● **Objective**: Scan the entries below and extract each line with the word "dans" in it.
start Stored data
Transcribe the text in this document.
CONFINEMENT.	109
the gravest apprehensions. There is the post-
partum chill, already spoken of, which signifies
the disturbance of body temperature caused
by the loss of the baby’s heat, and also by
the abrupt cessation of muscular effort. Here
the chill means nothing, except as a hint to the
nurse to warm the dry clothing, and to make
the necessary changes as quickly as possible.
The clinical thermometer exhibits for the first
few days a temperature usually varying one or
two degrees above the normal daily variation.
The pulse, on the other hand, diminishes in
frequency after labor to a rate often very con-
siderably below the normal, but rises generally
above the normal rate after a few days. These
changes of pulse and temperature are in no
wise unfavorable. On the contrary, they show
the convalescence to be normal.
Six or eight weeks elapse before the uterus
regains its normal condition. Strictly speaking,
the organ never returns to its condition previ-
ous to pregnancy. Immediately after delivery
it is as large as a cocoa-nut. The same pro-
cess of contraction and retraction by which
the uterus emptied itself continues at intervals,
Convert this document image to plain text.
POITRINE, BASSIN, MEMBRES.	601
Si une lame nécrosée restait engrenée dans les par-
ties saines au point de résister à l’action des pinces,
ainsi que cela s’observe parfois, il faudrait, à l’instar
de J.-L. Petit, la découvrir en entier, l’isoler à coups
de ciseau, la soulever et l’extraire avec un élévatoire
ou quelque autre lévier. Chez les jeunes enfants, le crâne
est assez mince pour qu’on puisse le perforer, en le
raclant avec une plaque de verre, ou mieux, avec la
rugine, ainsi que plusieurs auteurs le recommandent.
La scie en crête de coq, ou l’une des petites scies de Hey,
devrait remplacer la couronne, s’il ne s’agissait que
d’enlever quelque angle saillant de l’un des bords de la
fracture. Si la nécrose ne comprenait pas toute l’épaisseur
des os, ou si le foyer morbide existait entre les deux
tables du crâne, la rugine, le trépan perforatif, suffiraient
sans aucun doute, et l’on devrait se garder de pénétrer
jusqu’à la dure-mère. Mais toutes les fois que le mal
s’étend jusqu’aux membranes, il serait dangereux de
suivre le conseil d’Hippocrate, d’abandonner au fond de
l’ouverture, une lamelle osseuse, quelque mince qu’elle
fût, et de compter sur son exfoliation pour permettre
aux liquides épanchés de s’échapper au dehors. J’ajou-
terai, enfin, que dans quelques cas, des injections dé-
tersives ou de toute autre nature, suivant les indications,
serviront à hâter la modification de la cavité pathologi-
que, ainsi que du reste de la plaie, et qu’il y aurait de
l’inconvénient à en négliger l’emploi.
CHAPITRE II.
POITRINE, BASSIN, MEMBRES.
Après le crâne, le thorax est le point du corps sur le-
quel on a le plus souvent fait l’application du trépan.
end Stored data
● **The solution**:
Si une lame nécrosée restait engrenée dans les par-
terai, enfin, que dans quelques cas, des injections dé-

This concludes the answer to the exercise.